§ WHAT THE TASK REQUIRES: Reproduce each of the lines word for word.

§ INPUT:

>> start

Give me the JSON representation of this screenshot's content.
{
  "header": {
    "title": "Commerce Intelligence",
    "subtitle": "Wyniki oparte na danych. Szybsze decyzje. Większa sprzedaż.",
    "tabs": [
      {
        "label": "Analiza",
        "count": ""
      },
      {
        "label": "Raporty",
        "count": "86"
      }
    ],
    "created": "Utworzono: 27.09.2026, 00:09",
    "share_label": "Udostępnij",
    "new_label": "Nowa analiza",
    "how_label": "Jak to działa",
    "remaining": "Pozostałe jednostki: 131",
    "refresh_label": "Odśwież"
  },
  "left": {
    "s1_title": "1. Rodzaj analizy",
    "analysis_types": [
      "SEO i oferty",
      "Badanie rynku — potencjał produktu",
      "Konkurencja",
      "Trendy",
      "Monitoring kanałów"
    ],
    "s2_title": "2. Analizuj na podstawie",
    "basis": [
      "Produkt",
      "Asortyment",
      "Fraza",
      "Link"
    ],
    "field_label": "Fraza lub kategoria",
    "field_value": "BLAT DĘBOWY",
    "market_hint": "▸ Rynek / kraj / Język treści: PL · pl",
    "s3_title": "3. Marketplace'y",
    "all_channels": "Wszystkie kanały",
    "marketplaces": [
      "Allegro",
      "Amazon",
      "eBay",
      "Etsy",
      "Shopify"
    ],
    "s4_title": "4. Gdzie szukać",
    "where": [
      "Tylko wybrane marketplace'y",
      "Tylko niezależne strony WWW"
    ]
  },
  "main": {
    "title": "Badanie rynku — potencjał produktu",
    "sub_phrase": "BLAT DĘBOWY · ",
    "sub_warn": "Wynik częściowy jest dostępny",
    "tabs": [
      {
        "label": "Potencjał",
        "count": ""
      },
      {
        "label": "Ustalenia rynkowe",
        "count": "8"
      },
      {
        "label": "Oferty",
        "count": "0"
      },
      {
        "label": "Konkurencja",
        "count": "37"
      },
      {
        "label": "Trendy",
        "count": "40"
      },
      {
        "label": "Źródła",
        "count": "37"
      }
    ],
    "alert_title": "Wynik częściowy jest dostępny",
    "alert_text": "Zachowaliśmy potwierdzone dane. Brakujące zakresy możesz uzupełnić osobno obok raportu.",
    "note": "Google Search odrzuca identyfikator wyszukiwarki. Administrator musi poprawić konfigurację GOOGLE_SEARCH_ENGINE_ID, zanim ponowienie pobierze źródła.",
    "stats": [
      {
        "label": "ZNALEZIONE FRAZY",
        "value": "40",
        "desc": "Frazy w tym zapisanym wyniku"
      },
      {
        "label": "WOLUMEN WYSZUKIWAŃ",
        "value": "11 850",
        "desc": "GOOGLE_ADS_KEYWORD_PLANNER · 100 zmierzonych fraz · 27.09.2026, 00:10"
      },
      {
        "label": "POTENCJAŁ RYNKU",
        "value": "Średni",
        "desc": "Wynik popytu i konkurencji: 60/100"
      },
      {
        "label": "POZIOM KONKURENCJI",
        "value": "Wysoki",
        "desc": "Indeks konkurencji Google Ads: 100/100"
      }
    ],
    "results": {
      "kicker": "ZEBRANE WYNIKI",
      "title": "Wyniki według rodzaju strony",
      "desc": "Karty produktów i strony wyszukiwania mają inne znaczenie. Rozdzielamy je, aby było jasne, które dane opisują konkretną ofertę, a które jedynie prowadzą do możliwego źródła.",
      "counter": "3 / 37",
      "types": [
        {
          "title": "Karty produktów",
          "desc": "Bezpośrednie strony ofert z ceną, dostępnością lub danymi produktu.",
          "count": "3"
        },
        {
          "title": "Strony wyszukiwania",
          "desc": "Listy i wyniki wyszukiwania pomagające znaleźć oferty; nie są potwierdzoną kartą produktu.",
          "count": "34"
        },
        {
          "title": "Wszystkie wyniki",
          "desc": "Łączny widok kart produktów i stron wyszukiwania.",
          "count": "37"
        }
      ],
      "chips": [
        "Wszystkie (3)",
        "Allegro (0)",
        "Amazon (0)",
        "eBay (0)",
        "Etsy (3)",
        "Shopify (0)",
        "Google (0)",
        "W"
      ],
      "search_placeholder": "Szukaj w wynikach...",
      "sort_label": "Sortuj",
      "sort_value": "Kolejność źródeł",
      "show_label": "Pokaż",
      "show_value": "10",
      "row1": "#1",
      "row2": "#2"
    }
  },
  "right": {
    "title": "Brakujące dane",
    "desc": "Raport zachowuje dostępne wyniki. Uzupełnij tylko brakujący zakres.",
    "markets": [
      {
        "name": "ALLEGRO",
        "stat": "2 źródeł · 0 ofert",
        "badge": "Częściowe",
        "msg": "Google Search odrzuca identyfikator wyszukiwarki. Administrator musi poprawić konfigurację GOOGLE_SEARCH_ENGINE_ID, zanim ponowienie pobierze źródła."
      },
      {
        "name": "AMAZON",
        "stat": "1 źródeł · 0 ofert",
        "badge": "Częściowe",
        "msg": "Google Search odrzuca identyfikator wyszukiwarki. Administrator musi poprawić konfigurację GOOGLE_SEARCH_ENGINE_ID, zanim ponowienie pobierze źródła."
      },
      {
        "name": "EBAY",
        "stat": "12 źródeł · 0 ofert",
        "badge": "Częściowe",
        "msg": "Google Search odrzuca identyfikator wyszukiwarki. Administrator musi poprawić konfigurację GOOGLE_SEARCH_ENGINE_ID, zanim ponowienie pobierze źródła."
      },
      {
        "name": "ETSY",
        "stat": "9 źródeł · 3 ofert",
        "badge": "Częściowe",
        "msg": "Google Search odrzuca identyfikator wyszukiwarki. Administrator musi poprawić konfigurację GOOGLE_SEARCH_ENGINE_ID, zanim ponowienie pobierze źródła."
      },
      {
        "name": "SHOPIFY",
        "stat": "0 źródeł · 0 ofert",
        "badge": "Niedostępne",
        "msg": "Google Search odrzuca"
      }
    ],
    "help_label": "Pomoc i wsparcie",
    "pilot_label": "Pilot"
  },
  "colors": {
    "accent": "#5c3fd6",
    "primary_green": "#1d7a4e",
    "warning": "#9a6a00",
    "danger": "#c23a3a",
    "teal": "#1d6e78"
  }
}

>> end

§ RESPONSE TO THE EXERCISE:
Give me the JSON representation of this screenshot's content.
{
  "header": {
    "title": "Commerce Intelligence",
    "subtitle": "Wyniki oparte na danych. Szybsze decyzje. Większa sprzedaż.",
    "tabs": [
      {
        "label": "Analiza",
        "count": ""
      },
      {
        "label": "Raporty",
        "count": "86"
      }
    ],
    "created": "Utworzono: 27.09.2026, 00:09",
    "share_label": "Udostępnij",
    "new_label": "Nowa analiza",
    "how_label": "Jak to działa",
    "remaining": "Pozostałe jednostki: 131",
    "refresh_label": "Odśwież"
  },
  "left": {
    "s1_title": "1. Rodzaj analizy",
    "analysis_types": [
      "SEO i oferty",
      "Badanie rynku — potencjał produktu",
      "Konkurencja",
      "Trendy",
      "Monitoring kanałów"
    ],
    "s2_title": "2. Analizuj na podstawie",
    "basis": [
      "Produkt",
      "Asortyment",
      "Fraza",
      "Link"
    ],
    "field_label": "Fraza lub kategoria",
    "field_value": "BLAT DĘBOWY",
    "market_hint": "▸ Rynek / kraj / Język treści: PL · pl",
    "s3_title": "3. Marketplace'y",
    "all_channels": "Wszystkie kanały",
    "marketplaces": [
      "Allegro",
      "Amazon",
      "eBay",
      "Etsy",
      "Shopify"
    ],
    "s4_title": "4. Gdzie szukać",
    "where": [
      "Tylko wybrane marketplace'y",
      "Tylko niezależne strony WWW"
    ]
  },
  "main": {
    "title": "Badanie rynku — potencjał produktu",
    "sub_phrase": "BLAT DĘBOWY · ",
    "sub_warn": "Wynik częściowy jest dostępny",
    "tabs": [
      {
        "label": "Potencjał",
        "count": ""
      },
      {
        "label": "Ustalenia rynkowe",
        "count": "8"
      },
      {
        "label": "Oferty",
        "count": "0"
      },
      {
        "label": "Konkurencja",
        "count": "37"
      },
      {
        "label": "Trendy",
        "count": "40"
      },
      {
        "label": "Źródła",
        "count": "37"
      }
    ],
    "alert_title": "Wynik częściowy jest dostępny",
    "alert_text": "Zachowaliśmy potwierdzone dane. Brakujące zakresy możesz uzupełnić osobno obok raportu.",
    "note": "Google Search odrzuca identyfikator wyszukiwarki. Administrator musi poprawić konfigurację GOOGLE_SEARCH_ENGINE_ID, zanim ponowienie pobierze źródła.",
    "stats": [
      {
        "label": "ZNALEZIONE FRAZY",
        "value": "40",
        "desc": "Frazy w tym zapisanym wyniku"
      },
      {
        "label": "WOLUMEN WYSZUKIWAŃ",
        "value": "11 850",
        "desc": "GOOGLE_ADS_KEYWORD_PLANNER · 100 zmierzonych fraz · 27.09.2026, 00:10"
      },
      {
        "label": "POTENCJAŁ RYNKU",
        "value": "Średni",
        "desc": "Wynik popytu i konkurencji: 60/100"
      },
      {
        "label": "POZIOM KONKURENCJI",
        "value": "Wysoki",
        "desc": "Indeks konkurencji Google Ads: 100/100"
      }
    ],
    "results": {
      "kicker": "ZEBRANE WYNIKI",
      "title": "Wyniki według rodzaju strony",
      "desc": "Karty produktów i strony wyszukiwania mają inne znaczenie. Rozdzielamy je, aby było jasne, które dane opisują konkretną ofertę, a które jedynie prowadzą do możliwego źródła.",
      "counter": "3 / 37",
      "types": [
        {
          "title": "Karty produktów",
          "desc": "Bezpośrednie strony ofert z ceną, dostępnością lub danymi produktu.",
          "count": "3"
        },
        {
          "title": "Strony wyszukiwania",
          "desc": "Listy i wyniki wyszukiwania pomagające znaleźć oferty; nie są potwierdzoną kartą produktu.",
          "count": "34"
        },
        {
          "title": "Wszystkie wyniki",
          "desc": "Łączny widok kart produktów i stron wyszukiwania.",
          "count": "37"
        }
      ],
      "chips": [
        "Wszystkie (3)",
        "Allegro (0)",
        "Amazon (0)",
        "eBay (0)",
        "Etsy (3)",
        "Shopify (0)",
        "Google (0)",
        "W"
      ],
      "search_placeholder": "Szukaj w wynikach...",
      "sort_label": "Sortuj",
      "sort_value": "Kolejność źródeł",
      "show_label": "Pokaż",
      "show_value": "10",
      "row1": "#1",
      "row2": "#2"
    }
  },
  "right": {
    "title": "Brakujące dane",
    "desc": "Raport zachowuje dostępne wyniki. Uzupełnij tylko brakujący zakres.",
    "markets": [
      {
        "name": "ALLEGRO",
        "stat": "2 źródeł · 0 ofert",
        "badge": "Częściowe",
        "msg": "Google Search odrzuca identyfikator wyszukiwarki. Administrator musi poprawić konfigurację GOOGLE_SEARCH_ENGINE_ID, zanim ponowienie pobierze źródła."
      },
      {
        "name": "AMAZON",
        "stat": "1 źródeł · 0 ofert",
        "badge": "Częściowe",
        "msg": "Google Search odrzuca identyfikator wyszukiwarki. Administrator musi poprawić konfigurację GOOGLE_SEARCH_ENGINE_ID, zanim ponowienie pobierze źródła."
      },
      {
        "name": "EBAY",
        "stat": "12 źródeł · 0 ofert",
        "badge": "Częściowe",
        "msg": "Google Search odrzuca identyfikator wyszukiwarki. Administrator musi poprawić konfigurację GOOGLE_SEARCH_ENGINE_ID, zanim ponowienie pobierze źródła."
      },
      {
        "name": "ETSY",
        "stat": "9 źródeł · 3 ofert",
        "badge": "Częściowe",
        "msg": "Google Search odrzuca identyfikator wyszukiwarki. Administrator musi poprawić konfigurację GOOGLE_SEARCH_ENGINE_ID, zanim ponowienie pobierze źródła."
      },
      {
        "name": "SHOPIFY",
        "stat": "0 źródeł · 0 ofert",
        "badge": "Niedostępne",
        "msg": "Google Search odrzuca"
      }
    ],
    "help_label": "Pomoc i wsparcie",
    "pilot_label": "Pilot"
  },
  "colors": {
    "accent": "#5c3fd6",
    "primary_green": "#1d7a4e",
    "warning": "#9a6a00",
    "danger": "#c23a3a",
    "teal": "#1d6e78"
  }
}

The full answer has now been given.